Only the pictures are to be left out; set down the rest of the records exactly.

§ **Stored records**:
— Start —

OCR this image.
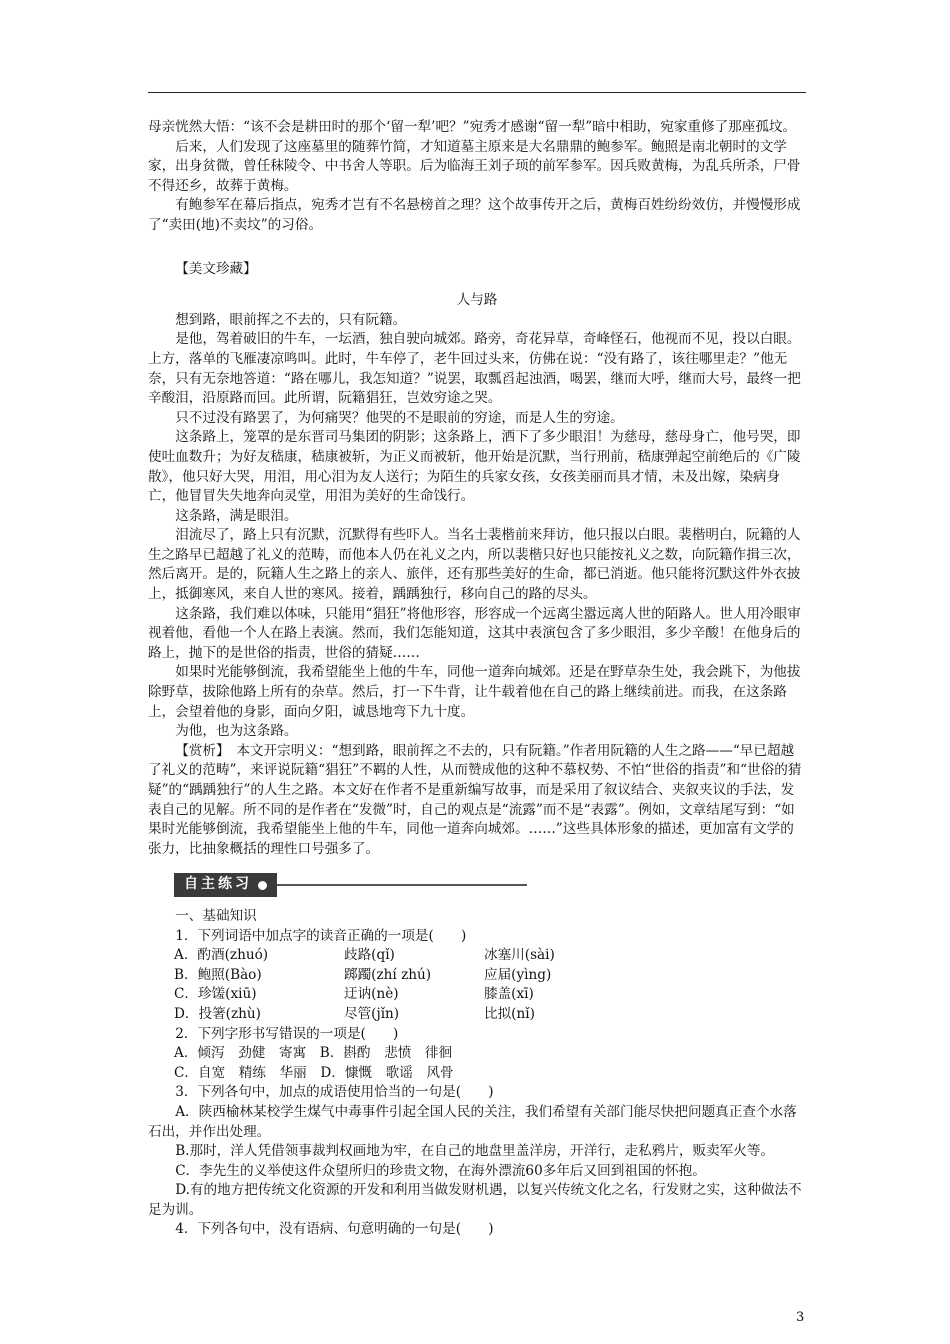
母亲恍然大悟：“该不会是耕田时的那个‘留一犁’吧？”宛秀才感谢“留一犁”暗中相助，宛家重修了那座孤坟。

后来，人们发现了这座墓里的随葬竹简，才知道墓主原来是大名鼎鼎的鲍参军。鲍照是南北朝时的文学家，出身贫微，曾任秣陵令、中书舍人等职。后为临海王刘子顼的前军参军。因兵败黄梅，为乱兵所杀，尸骨不得还乡，故葬于黄梅。

有鲍参军在幕后指点，宛秀才岂有不名悬榜首之理？这个故事传开之后，黄梅百姓纷纷效仿，并慢慢形成了“卖田(地)不卖坟”的习俗。

【美文珍藏】

人与路

想到路，眼前挥之不去的，只有阮籍。

是他，驾着破旧的牛车，一坛酒，独自驶向城郊。路旁，奇花异草，奇峰怪石，他视而不见，投以白眼。上方，落单的飞雁凄凉鸣叫。此时，牛车停了，老牛回过头来，仿佛在说：“没有路了，该往哪里走？”他无奈，只有无奈地答道：“路在哪儿，我怎知道？”说罢，取瓢舀起浊酒，喝罢，继而大呼，继而大号，最终一把辛酸泪，沿原路而回。此所谓，阮籍猖狂，岂效穷途之哭。

只不过没有路罢了，为何痛哭？他哭的不是眼前的穷途，而是人生的穷途。

这条路上，笼罩的是东晋司马集团的阴影；这条路上，洒下了多少眼泪！为慈母，慈母身亡，他号哭，即使吐血数升；为好友嵇康，嵇康被斩，为正义而被斩，他开始是沉默，当行刑前，嵇康弹起空前绝后的《广陵散》，他只好大哭，用泪，用心泪为友人送行；为陌生的兵家女孩，女孩美丽而具才情，未及出嫁，染病身亡，他冒冒失失地奔向灵堂，用泪为美好的生命饯行。

这条路，满是眼泪。

泪流尽了，路上只有沉默，沉默得有些吓人。当名士裴楷前来拜访，他只报以白眼。裴楷明白，阮籍的人生之路早已超越了礼义的范畴，而他本人仍在礼义之内，所以裴楷只好也只能按礼义之数，向阮籍作揖三次，然后离开。是的，阮籍人生之路上的亲人、旅伴，还有那些美好的生命，都已消逝。他只能将沉默这件外衣披上，抵御寒风，来自人世的寒风。接着，踽踽独行，移向自己的路的尽头。

这条路，我们难以体味，只能用“猖狂”将他形容，形容成一个远离尘嚣远离人世的陌路人。世人用冷眼审视着他，看他一个人在路上表演。然而，我们怎能知道，这其中表演包含了多少眼泪，多少辛酸！在他身后的路上，抛下的是世俗的指责，世俗的猜疑……

如果时光能够倒流，我希望能坐上他的牛车，同他一道奔向城郊。还是在野草杂生处，我会跳下，为他拔除野草，拔除他路上所有的杂草。然后，打一下牛背，让牛载着他在自己的路上继续前进。而我，在这条路上，会望着他的身影，面向夕阳，诚恳地弯下九十度。

为他，也为这条路。

【赏析】　本文开宗明义：“想到路，眼前挥之不去的，只有阮籍。”作者用阮籍的人生之路——“早已超越了礼义的范畴”，来评说阮籍“猖狂”不羁的人性，从而赞成他的这种不慕权势、不怕“世俗的指责”和“世俗的猜疑”的“踽踽独行”的人生之路。本文好在作者不是重新编写故事，而是采用了叙议结合、夹叙夹议的手法，发表自己的见解。所不同的是作者在“发微”时，自己的观点是“流露”而不是“表露”。例如，文章结尾写到：“如果时光能够倒流，我希望能坐上他的牛车，同他一道奔向城郊。……”这些具体形象的描述，更加富有文学的张力，比抽象概括的理性口号强多了。

自主练习

一、基础知识

1．下列词语中加点字的读音正确的一项是(　　)

A．酌酒(zhuó)	歧路(qǐ)	冰塞川(sài)
B．鲍照(Bào)	踯躅(zhí zhú)	应届(yìng)
C．珍馐(xiū)	迂讷(nè)	膝盖(xī)
D．投箸(zhù)	尽管(jǐn)	比拟(nǐ)

2．下列字形书写错误的一项是(　　)

A．倾泻　劲健　寄寓　B．斟酌　悲愤　徘徊
C．自宽　精练　华丽　D．慷慨　歌谣　风骨

3．下列各句中，加点的成语使用恰当的一句是(　　)

A．陕西榆林某校学生煤气中毒事件引起全国人民的关注，我们希望有关部门能尽快把问题真正查个水落石出，并作出处理。

B.那时，洋人凭借领事裁判权画地为牢，在自己的地盘里盖洋房，开洋行，走私鸦片，贩卖军火等。

C．李先生的义举使这件众望所归的珍贵文物，在海外漂流60多年后又回到祖国的怀抱。

D.有的地方把传统文化资源的开发和利用当做发财机遇，以复兴传统文化之名，行发财之实，这种做法不足为训。

4．下列各句中，没有语病、句意明确的一句是(　　)

3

— End —

§ **Result of this task**:
OCR this image.
母亲恍然大悟：“该不会是耕田时的那个‘留一犁’吧？”宛秀才感谢“留一犁”暗中相助，宛家重修了那座孤坟。

后来，人们发现了这座墓里的随葬竹简，才知道墓主原来是大名鼎鼎的鲍参军。鲍照是南北朝时的文学家，出身贫微，曾任秣陵令、中书舍人等职。后为临海王刘子顼的前军参军。因兵败黄梅，为乱兵所杀，尸骨不得还乡，故葬于黄梅。

有鲍参军在幕后指点，宛秀才岂有不名悬榜首之理？这个故事传开之后，黄梅百姓纷纷效仿，并慢慢形成了“卖田(地)不卖坟”的习俗。

【美文珍藏】

人与路

想到路，眼前挥之不去的，只有阮籍。

是他，驾着破旧的牛车，一坛酒，独自驶向城郊。路旁，奇花异草，奇峰怪石，他视而不见，投以白眼。上方，落单的飞雁凄凉鸣叫。此时，牛车停了，老牛回过头来，仿佛在说：“没有路了，该往哪里走？”他无奈，只有无奈地答道：“路在哪儿，我怎知道？”说罢，取瓢舀起浊酒，喝罢，继而大呼，继而大号，最终一把辛酸泪，沿原路而回。此所谓，阮籍猖狂，岂效穷途之哭。

只不过没有路罢了，为何痛哭？他哭的不是眼前的穷途，而是人生的穷途。

这条路上，笼罩的是东晋司马集团的阴影；这条路上，洒下了多少眼泪！为慈母，慈母身亡，他号哭，即使吐血数升；为好友嵇康，嵇康被斩，为正义而被斩，他开始是沉默，当行刑前，嵇康弹起空前绝后的《广陵散》，他只好大哭，用泪，用心泪为友人送行；为陌生的兵家女孩，女孩美丽而具才情，未及出嫁，染病身亡，他冒冒失失地奔向灵堂，用泪为美好的生命饯行。

这条路，满是眼泪。

泪流尽了，路上只有沉默，沉默得有些吓人。当名士裴楷前来拜访，他只报以白眼。裴楷明白，阮籍的人生之路早已超越了礼义的范畴，而他本人仍在礼义之内，所以裴楷只好也只能按礼义之数，向阮籍作揖三次，然后离开。是的，阮籍人生之路上的亲人、旅伴，还有那些美好的生命，都已消逝。他只能将沉默这件外衣披上，抵御寒风，来自人世的寒风。接着，踽踽独行，移向自己的路的尽头。

这条路，我们难以体味，只能用“猖狂”将他形容，形容成一个远离尘嚣远离人世的陌路人。世人用冷眼审视着他，看他一个人在路上表演。然而，我们怎能知道，这其中表演包含了多少眼泪，多少辛酸！在他身后的路上，抛下的是世俗的指责，世俗的猜疑……

如果时光能够倒流，我希望能坐上他的牛车，同他一道奔向城郊。还是在野草杂生处，我会跳下，为他拔除野草，拔除他路上所有的杂草。然后，打一下牛背，让牛载着他在自己的路上继续前进。而我，在这条路上，会望着他的身影，面向夕阳，诚恳地弯下九十度。

为他，也为这条路。

【赏析】　本文开宗明义：“想到路，眼前挥之不去的，只有阮籍。”作者用阮籍的人生之路——“早已超越了礼义的范畴”，来评说阮籍“猖狂”不羁的人性，从而赞成他的这种不慕权势、不怕“世俗的指责”和“世俗的猜疑”的“踽踽独行”的人生之路。本文好在作者不是重新编写故事，而是采用了叙议结合、夹叙夹议的手法，发表自己的见解。所不同的是作者在“发微”时，自己的观点是“流露”而不是“表露”。例如，文章结尾写到：“如果时光能够倒流，我希望能坐上他的牛车，同他一道奔向城郊。……”这些具体形象的描述，更加富有文学的张力，比抽象概括的理性口号强多了。

自主练习

一、基础知识

1．下列词语中加点字的读音正确的一项是(　　)

A．酌酒(zhuó)	歧路(qǐ)	冰塞川(sài)
B．鲍照(Bào)	踯躅(zhí zhú)	应届(yìng)
C．珍馐(xiū)	迂讷(nè)	膝盖(xī)
D．投箸(zhù)	尽管(jǐn)	比拟(nǐ)

2．下列字形书写错误的一项是(　　)

A．倾泻　劲健　寄寓　B．斟酌　悲愤　徘徊
C．自宽　精练　华丽　D．慷慨　歌谣　风骨

3．下列各句中，加点的成语使用恰当的一句是(　　)

A．陕西榆林某校学生煤气中毒事件引起全国人民的关注，我们希望有关部门能尽快把问题真正查个水落石出，并作出处理。

B.那时，洋人凭借领事裁判权画地为牢，在自己的地盘里盖洋房，开洋行，走私鸦片，贩卖军火等。

C．李先生的义举使这件众望所归的珍贵文物，在海外漂流60多年后又回到祖国的怀抱。

D.有的地方把传统文化资源的开发和利用当做发财机遇，以复兴传统文化之名，行发财之实，这种做法不足为训。

4．下列各句中，没有语病、句意明确的一句是(　　)

3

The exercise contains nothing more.